### What is asked
Tell me how many lines hold "MODELS", please, using only the number.

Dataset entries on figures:
· · · ·

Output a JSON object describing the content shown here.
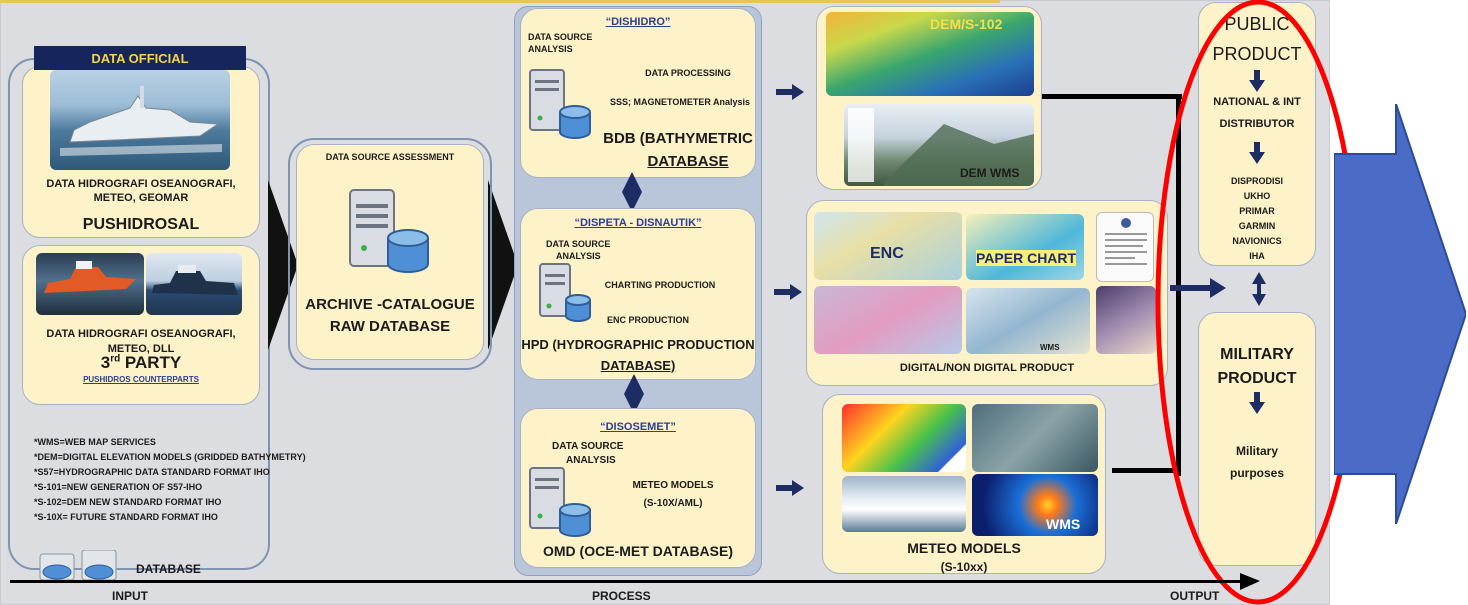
{
  "input": {
    "official_banner": "DATA OFFICIAL",
    "official_desc_line1": "DATA  HIDROGRAFI OSEANOGRAFI,",
    "official_desc_line2": "METEO, GEOMAR",
    "official_name": "PUSHIDROSAL",
    "third_desc_line1": "DATA  HIDROGRAFI OSEANOGRAFI,",
    "third_desc_line2": "METEO, DLL",
    "third_name_num": "3",
    "third_name_sup": "rd",
    "third_name_word": " PARTY",
    "third_link": "PUSHIDROS COUNTERPARTS"
  },
  "archive": {
    "header": "DATA SOURCE ASSESSMENT",
    "title_line1": "ARCHIVE -CATALOGUE",
    "title_line2": "RAW DATABASE"
  },
  "process": {
    "dishidro": {
      "link": "“DISHIDRO”",
      "dsa_line1": "DATA SOURCE",
      "dsa_line2": "ANALYSIS",
      "step1": "DATA PROCESSING",
      "step2": "SSS; MAGNETOMETER Analysis",
      "db_line1": "BDB (BATHYMETRIC",
      "db_line2": "DATABASE"
    },
    "dispeta": {
      "link": "“DISPETA - DISNAUTIK”",
      "dsa_line1": "DATA SOURCE",
      "dsa_line2": "ANALYSIS",
      "step1": "CHARTING PRODUCTION",
      "step2": "ENC PRODUCTION",
      "db_line1": "HPD (HYDROGRAPHIC PRODUCTION",
      "db_line2": "DATABASE)"
    },
    "disosemet": {
      "link": "“DISOSEMET”",
      "dsa_line1": "DATA SOURCE",
      "dsa_line2": "ANALYSIS",
      "step1": "METEO MODELS",
      "step2": "(S-10X/AML)",
      "db": "OMD (OCE-MET DATABASE)"
    }
  },
  "products": {
    "dem_label": "DEM/S-102",
    "dem_wms": "DEM WMS",
    "enc": "ENC",
    "paper_chart": "PAPER CHART",
    "wms_small": "WMS",
    "digital_caption": "DIGITAL/NON DIGITAL PRODUCT",
    "meteo_wms": "WMS",
    "meteo_line1": "METEO MODELS",
    "meteo_line2": "(S-10xx)"
  },
  "output": {
    "public_line1": "PUBLIC",
    "public_line2": "PRODUCT",
    "distributor_line1": "NATIONAL & INT",
    "distributor_line2": "DISTRIBUTOR",
    "distributors": [
      "DISPRODISI",
      "UKHO",
      "PRIMAR",
      "GARMIN",
      "NAVIONICS",
      "IHA"
    ],
    "military_line1": "MILITARY",
    "military_line2": "PRODUCT",
    "military_purpose_line1": "Military",
    "military_purpose_line2": "purposes"
  },
  "legend": {
    "notes": [
      "*WMS=WEB MAP SERVICES",
      "*DEM=DIGITAL ELEVATION MODELS (GRIDDED BATHYMETRY)",
      "*S57=HYDROGRAPHIC DATA STANDARD FORMAT IHO",
      "*S-101=NEW GENERATION OF S57-IHO",
      "*S-102=DEM NEW STANDARD FORMAT IHO",
      "*S-10X= FUTURE STANDARD FORMAT IHO"
    ],
    "database_label": "DATABASE"
  },
  "axis": {
    "input": "INPUT",
    "process": "PROCESS",
    "output": "OUTPUT"
  },
  "colors": {
    "box_fill": "#fdf2c8",
    "canvas": "#dcdde1",
    "accent_navy": "#16265c",
    "link_blue": "#2f3d96",
    "highlight_red": "#ff0000",
    "big_arrow": "#4a6cc7"
  }
}
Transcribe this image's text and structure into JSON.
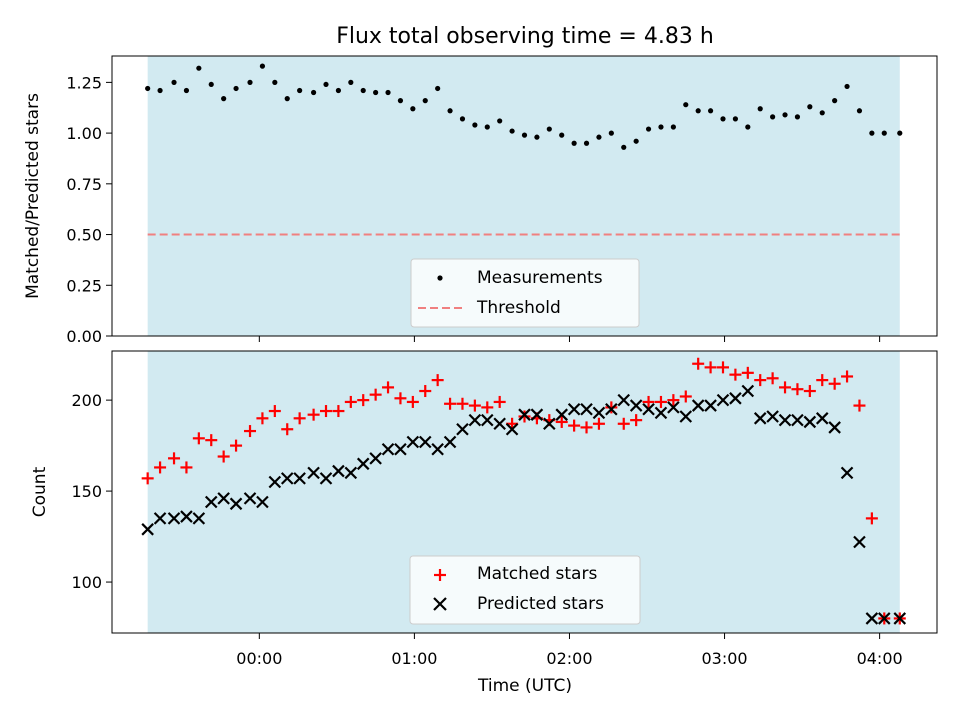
{
  "title": "Flux total observing time = 4.83 h",
  "colors": {
    "shade": "#add8e6",
    "measurement": "#000000",
    "threshold": "#f08080",
    "matched": "#ff0000",
    "predicted": "#000000"
  },
  "x_axis": {
    "label": "Time (UTC)",
    "unit": "hours since 00:00 UTC",
    "xlim": [
      -0.95,
      4.37
    ],
    "ticks": [
      0,
      1,
      2,
      3,
      4
    ],
    "tick_labels": [
      "00:00",
      "01:00",
      "02:00",
      "03:00",
      "04:00"
    ],
    "shaded_range": [
      -0.72,
      4.13
    ]
  },
  "chart_data": [
    {
      "type": "scatter",
      "name": "ratio-panel",
      "ylabel": "Matched/Predicted stars",
      "ylim": [
        0,
        1.38
      ],
      "yticks": [
        0,
        0.25,
        0.5,
        0.75,
        1.0,
        1.25
      ],
      "ytick_labels": [
        "0.00",
        "0.25",
        "0.50",
        "0.75",
        "1.00",
        "1.25"
      ],
      "grid": false,
      "legend": {
        "placement": "bottom-center",
        "entries": [
          "Measurements",
          "Threshold"
        ]
      },
      "threshold": {
        "label": "Threshold",
        "value": 0.5
      },
      "series": [
        {
          "name": "Measurements",
          "x": [
            -0.72,
            -0.64,
            -0.55,
            -0.47,
            -0.39,
            -0.31,
            -0.23,
            -0.15,
            -0.06,
            0.02,
            0.1,
            0.18,
            0.26,
            0.35,
            0.43,
            0.51,
            0.59,
            0.67,
            0.75,
            0.83,
            0.91,
            0.99,
            1.07,
            1.15,
            1.23,
            1.31,
            1.39,
            1.47,
            1.55,
            1.63,
            1.71,
            1.79,
            1.87,
            1.95,
            2.03,
            2.11,
            2.19,
            2.27,
            2.35,
            2.43,
            2.51,
            2.59,
            2.67,
            2.75,
            2.83,
            2.91,
            2.99,
            3.07,
            3.15,
            3.23,
            3.31,
            3.39,
            3.47,
            3.55,
            3.63,
            3.71,
            3.79,
            3.87,
            3.95,
            4.03,
            4.13
          ],
          "values": [
            1.22,
            1.21,
            1.25,
            1.21,
            1.32,
            1.24,
            1.17,
            1.22,
            1.25,
            1.33,
            1.25,
            1.17,
            1.21,
            1.2,
            1.24,
            1.21,
            1.25,
            1.21,
            1.2,
            1.2,
            1.16,
            1.12,
            1.16,
            1.22,
            1.11,
            1.07,
            1.04,
            1.03,
            1.06,
            1.01,
            0.99,
            0.98,
            1.02,
            0.99,
            0.95,
            0.95,
            0.98,
            1.0,
            0.93,
            0.96,
            1.02,
            1.03,
            1.03,
            1.14,
            1.11,
            1.11,
            1.07,
            1.07,
            1.03,
            1.12,
            1.08,
            1.09,
            1.08,
            1.13,
            1.1,
            1.16,
            1.23,
            1.11,
            1.0,
            1.0,
            1.0
          ]
        }
      ]
    },
    {
      "type": "scatter",
      "name": "count-panel",
      "ylabel": "Count",
      "ylim": [
        72,
        227
      ],
      "yticks": [
        100,
        150,
        200
      ],
      "ytick_labels": [
        "100",
        "150",
        "200"
      ],
      "grid": false,
      "legend": {
        "placement": "bottom-center",
        "entries": [
          "Matched stars",
          "Predicted stars"
        ]
      },
      "series": [
        {
          "name": "Matched stars",
          "marker": "plus",
          "x": [
            -0.72,
            -0.64,
            -0.55,
            -0.47,
            -0.39,
            -0.31,
            -0.23,
            -0.15,
            -0.06,
            0.02,
            0.1,
            0.18,
            0.26,
            0.35,
            0.43,
            0.51,
            0.59,
            0.67,
            0.75,
            0.83,
            0.91,
            0.99,
            1.07,
            1.15,
            1.23,
            1.31,
            1.39,
            1.47,
            1.55,
            1.63,
            1.71,
            1.79,
            1.87,
            1.95,
            2.03,
            2.11,
            2.19,
            2.27,
            2.35,
            2.43,
            2.51,
            2.59,
            2.67,
            2.75,
            2.83,
            2.91,
            2.99,
            3.07,
            3.15,
            3.23,
            3.31,
            3.39,
            3.47,
            3.55,
            3.63,
            3.71,
            3.79,
            3.87,
            3.95,
            4.03,
            4.13
          ],
          "values": [
            157,
            163,
            168,
            163,
            179,
            178,
            169,
            175,
            183,
            190,
            194,
            184,
            190,
            192,
            194,
            194,
            199,
            200,
            203,
            207,
            201,
            199,
            205,
            211,
            198,
            198,
            197,
            196,
            199,
            187,
            191,
            190,
            189,
            188,
            186,
            185,
            187,
            196,
            187,
            189,
            199,
            199,
            200,
            202,
            220,
            218,
            218,
            214,
            215,
            211,
            212,
            207,
            206,
            205,
            211,
            209,
            213,
            197,
            135,
            80,
            80
          ]
        },
        {
          "name": "Predicted stars",
          "marker": "x",
          "x": [
            -0.72,
            -0.64,
            -0.55,
            -0.47,
            -0.39,
            -0.31,
            -0.23,
            -0.15,
            -0.06,
            0.02,
            0.1,
            0.18,
            0.26,
            0.35,
            0.43,
            0.51,
            0.59,
            0.67,
            0.75,
            0.83,
            0.91,
            0.99,
            1.07,
            1.15,
            1.23,
            1.31,
            1.39,
            1.47,
            1.55,
            1.63,
            1.71,
            1.79,
            1.87,
            1.95,
            2.03,
            2.11,
            2.19,
            2.27,
            2.35,
            2.43,
            2.51,
            2.59,
            2.67,
            2.75,
            2.83,
            2.91,
            2.99,
            3.07,
            3.15,
            3.23,
            3.31,
            3.39,
            3.47,
            3.55,
            3.63,
            3.71,
            3.79,
            3.87,
            3.95,
            4.03,
            4.13
          ],
          "values": [
            129,
            135,
            135,
            136,
            135,
            144,
            146,
            143,
            146,
            144,
            155,
            157,
            157,
            160,
            157,
            161,
            160,
            165,
            168,
            173,
            173,
            177,
            177,
            173,
            177,
            184,
            189,
            189,
            187,
            184,
            192,
            192,
            187,
            192,
            195,
            195,
            193,
            195,
            200,
            197,
            195,
            193,
            196,
            191,
            197,
            197,
            200,
            201,
            205,
            190,
            191,
            189,
            189,
            188,
            190,
            185,
            160,
            122,
            80,
            80,
            80
          ]
        }
      ]
    }
  ]
}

· · · ·

### Expected answer
3